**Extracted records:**
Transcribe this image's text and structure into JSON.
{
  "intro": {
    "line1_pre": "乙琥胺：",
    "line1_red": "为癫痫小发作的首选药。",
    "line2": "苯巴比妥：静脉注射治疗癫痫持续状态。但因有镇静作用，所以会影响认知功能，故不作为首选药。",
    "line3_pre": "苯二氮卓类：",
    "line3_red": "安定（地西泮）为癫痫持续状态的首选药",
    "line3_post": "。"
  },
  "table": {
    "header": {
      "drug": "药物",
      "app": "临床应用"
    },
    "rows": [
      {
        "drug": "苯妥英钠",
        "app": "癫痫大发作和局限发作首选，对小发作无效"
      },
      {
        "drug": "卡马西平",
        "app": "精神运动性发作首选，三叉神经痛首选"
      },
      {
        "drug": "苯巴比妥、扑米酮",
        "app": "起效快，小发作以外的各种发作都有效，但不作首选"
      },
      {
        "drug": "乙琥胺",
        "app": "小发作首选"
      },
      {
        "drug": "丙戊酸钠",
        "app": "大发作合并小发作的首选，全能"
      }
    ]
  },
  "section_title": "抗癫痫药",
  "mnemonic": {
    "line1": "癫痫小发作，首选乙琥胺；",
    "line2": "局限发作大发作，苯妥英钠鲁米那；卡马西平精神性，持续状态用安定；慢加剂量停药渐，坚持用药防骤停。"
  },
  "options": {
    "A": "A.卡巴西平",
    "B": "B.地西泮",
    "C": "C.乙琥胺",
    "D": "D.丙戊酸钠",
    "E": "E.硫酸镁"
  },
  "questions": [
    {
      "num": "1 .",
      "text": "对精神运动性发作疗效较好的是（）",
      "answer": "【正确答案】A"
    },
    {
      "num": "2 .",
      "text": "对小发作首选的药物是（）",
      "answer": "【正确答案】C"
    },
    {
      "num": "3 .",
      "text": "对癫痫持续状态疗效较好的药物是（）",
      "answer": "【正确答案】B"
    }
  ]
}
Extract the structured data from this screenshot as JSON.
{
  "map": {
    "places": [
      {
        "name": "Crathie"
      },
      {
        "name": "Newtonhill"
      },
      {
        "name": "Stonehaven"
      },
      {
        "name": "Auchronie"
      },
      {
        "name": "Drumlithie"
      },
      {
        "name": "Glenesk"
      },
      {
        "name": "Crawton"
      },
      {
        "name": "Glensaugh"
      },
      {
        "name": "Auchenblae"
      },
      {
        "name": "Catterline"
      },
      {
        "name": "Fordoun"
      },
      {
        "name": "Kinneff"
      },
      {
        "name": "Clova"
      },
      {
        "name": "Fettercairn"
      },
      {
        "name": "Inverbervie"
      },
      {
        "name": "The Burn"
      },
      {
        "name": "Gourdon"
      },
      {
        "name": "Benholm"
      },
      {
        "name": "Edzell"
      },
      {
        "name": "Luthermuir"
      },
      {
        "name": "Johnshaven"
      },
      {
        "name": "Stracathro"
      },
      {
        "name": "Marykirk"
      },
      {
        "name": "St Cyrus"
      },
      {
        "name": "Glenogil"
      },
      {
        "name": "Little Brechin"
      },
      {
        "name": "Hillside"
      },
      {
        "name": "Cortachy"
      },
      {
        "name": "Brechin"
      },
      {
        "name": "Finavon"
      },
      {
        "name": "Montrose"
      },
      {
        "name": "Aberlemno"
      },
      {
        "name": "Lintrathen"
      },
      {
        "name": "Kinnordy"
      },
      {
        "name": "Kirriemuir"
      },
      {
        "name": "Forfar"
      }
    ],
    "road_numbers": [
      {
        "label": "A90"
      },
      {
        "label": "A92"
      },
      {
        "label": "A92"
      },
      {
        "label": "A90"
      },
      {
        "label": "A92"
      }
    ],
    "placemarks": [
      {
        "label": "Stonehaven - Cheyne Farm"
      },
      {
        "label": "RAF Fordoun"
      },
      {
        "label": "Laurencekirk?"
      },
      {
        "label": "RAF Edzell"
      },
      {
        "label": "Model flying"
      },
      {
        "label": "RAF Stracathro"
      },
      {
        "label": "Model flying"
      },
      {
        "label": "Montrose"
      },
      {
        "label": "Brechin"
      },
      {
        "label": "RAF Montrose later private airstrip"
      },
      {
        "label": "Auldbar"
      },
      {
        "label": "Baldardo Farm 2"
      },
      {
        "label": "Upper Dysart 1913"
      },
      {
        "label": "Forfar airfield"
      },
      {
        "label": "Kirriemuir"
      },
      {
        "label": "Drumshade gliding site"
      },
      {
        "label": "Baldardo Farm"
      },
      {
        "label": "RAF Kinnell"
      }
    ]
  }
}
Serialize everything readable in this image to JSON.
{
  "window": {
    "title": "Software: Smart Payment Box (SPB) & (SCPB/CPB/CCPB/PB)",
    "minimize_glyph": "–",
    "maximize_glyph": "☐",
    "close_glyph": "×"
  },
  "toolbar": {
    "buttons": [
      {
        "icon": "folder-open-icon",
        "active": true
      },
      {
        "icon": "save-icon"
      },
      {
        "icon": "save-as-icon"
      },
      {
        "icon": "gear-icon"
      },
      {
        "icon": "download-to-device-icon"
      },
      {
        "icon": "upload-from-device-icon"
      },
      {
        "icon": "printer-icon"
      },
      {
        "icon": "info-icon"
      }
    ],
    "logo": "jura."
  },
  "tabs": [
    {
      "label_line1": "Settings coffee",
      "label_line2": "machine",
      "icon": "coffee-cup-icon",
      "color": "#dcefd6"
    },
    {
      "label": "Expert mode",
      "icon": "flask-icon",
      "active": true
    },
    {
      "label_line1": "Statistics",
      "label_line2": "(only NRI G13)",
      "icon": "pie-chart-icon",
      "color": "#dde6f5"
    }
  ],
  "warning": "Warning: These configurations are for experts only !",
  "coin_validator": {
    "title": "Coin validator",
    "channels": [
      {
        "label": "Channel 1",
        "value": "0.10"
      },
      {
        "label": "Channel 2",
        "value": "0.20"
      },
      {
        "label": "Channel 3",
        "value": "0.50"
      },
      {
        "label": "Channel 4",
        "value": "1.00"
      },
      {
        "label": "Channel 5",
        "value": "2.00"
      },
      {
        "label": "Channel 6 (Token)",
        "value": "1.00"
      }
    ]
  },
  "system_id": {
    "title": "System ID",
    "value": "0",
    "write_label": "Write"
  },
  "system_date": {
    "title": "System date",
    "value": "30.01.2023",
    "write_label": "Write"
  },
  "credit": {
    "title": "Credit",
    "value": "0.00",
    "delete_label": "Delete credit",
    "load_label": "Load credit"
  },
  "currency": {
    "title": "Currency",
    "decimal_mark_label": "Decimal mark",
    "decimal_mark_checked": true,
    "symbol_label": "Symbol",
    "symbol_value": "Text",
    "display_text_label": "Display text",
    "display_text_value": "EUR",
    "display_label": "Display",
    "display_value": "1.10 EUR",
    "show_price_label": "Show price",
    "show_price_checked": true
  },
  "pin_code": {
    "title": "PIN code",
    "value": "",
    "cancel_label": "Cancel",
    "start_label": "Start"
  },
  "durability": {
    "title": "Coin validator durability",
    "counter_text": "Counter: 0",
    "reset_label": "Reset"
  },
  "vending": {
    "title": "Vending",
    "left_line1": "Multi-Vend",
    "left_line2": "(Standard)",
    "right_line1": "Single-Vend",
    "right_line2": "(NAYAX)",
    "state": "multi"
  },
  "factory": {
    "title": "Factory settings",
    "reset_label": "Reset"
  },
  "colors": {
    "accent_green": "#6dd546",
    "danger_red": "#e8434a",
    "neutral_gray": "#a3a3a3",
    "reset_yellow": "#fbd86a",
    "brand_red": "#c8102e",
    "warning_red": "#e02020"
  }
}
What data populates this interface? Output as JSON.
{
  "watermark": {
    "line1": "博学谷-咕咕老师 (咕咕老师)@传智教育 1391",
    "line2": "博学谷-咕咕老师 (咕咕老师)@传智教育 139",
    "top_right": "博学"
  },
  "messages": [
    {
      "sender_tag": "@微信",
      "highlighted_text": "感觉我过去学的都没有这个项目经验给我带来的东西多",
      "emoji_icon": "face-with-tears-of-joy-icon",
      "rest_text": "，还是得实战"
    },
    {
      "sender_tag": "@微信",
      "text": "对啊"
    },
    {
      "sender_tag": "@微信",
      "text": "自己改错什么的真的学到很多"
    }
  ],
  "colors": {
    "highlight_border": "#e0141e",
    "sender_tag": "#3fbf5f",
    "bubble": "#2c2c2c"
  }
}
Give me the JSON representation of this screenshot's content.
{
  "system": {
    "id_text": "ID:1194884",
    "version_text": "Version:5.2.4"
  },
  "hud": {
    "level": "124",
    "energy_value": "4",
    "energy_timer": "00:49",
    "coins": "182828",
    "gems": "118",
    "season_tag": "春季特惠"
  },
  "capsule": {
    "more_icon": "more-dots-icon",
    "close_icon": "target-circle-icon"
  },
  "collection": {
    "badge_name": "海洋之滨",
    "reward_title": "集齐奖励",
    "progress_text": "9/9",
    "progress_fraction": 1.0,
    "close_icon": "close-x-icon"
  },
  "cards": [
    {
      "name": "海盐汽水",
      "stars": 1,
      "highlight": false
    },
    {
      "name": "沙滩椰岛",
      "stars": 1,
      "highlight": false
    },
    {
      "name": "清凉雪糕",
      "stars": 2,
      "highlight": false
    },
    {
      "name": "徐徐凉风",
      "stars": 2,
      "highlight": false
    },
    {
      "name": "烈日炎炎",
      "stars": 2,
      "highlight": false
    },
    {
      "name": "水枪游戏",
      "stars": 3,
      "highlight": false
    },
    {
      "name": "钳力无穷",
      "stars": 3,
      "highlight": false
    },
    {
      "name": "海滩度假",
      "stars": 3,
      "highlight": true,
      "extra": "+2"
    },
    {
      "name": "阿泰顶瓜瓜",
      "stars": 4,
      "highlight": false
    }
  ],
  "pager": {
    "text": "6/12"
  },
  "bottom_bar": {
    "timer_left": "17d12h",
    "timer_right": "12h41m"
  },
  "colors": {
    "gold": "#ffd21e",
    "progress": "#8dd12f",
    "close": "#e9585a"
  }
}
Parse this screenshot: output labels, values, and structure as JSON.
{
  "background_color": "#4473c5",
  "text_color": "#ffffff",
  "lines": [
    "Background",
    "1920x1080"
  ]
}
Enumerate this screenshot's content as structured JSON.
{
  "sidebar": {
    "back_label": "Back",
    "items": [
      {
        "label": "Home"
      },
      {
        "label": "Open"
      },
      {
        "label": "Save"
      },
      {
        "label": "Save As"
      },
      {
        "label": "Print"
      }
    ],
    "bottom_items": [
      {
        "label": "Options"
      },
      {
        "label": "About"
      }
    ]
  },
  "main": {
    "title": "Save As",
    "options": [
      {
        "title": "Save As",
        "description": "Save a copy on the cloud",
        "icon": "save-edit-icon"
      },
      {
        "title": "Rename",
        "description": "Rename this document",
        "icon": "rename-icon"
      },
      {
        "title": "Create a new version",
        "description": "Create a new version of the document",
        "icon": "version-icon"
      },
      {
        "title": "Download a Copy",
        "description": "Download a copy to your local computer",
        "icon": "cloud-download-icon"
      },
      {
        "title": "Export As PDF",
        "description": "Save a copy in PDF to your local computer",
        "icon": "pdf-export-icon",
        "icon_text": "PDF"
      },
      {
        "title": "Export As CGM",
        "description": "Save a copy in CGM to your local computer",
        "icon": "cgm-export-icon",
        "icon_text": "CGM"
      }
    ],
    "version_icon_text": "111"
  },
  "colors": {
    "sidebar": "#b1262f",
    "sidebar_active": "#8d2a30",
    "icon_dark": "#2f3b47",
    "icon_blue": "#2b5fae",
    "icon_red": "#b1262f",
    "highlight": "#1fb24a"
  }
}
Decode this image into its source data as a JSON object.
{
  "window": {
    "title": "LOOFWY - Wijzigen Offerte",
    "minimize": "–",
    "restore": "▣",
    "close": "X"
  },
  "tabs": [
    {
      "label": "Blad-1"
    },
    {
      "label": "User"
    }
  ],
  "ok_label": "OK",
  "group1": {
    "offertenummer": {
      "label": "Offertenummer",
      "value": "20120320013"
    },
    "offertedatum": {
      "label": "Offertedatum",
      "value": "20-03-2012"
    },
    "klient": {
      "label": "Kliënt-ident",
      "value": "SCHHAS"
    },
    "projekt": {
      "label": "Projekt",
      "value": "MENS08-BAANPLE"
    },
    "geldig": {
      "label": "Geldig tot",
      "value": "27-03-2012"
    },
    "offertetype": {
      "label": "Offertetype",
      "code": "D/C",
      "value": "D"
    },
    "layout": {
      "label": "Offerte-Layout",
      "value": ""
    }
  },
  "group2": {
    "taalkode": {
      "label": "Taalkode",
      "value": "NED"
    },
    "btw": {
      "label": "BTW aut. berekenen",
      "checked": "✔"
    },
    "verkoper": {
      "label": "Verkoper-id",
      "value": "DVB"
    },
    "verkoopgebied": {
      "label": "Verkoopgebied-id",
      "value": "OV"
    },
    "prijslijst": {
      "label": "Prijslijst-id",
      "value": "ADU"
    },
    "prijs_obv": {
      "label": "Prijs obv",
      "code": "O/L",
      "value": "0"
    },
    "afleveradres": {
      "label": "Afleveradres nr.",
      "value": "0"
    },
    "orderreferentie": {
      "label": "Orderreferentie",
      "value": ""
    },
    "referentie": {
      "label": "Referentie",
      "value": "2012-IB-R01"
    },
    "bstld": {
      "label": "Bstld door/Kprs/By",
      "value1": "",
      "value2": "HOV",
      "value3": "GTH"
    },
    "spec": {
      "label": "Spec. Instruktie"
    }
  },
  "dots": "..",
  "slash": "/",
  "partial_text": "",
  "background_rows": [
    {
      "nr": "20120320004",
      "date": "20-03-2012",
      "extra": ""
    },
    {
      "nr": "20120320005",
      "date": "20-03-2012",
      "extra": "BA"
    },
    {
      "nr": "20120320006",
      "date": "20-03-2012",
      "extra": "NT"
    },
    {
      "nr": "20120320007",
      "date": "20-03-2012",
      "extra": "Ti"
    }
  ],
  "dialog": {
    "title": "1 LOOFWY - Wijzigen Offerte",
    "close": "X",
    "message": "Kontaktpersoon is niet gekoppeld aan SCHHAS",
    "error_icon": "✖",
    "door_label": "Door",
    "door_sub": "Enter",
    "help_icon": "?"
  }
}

**STATED EXERCISE:**
Scan the listing above. Collect all lines with the word "cloud".

**CORRECT RESULT:**
        "description": "Save a copy on the cloud",
        "icon": "cloud-download-icon"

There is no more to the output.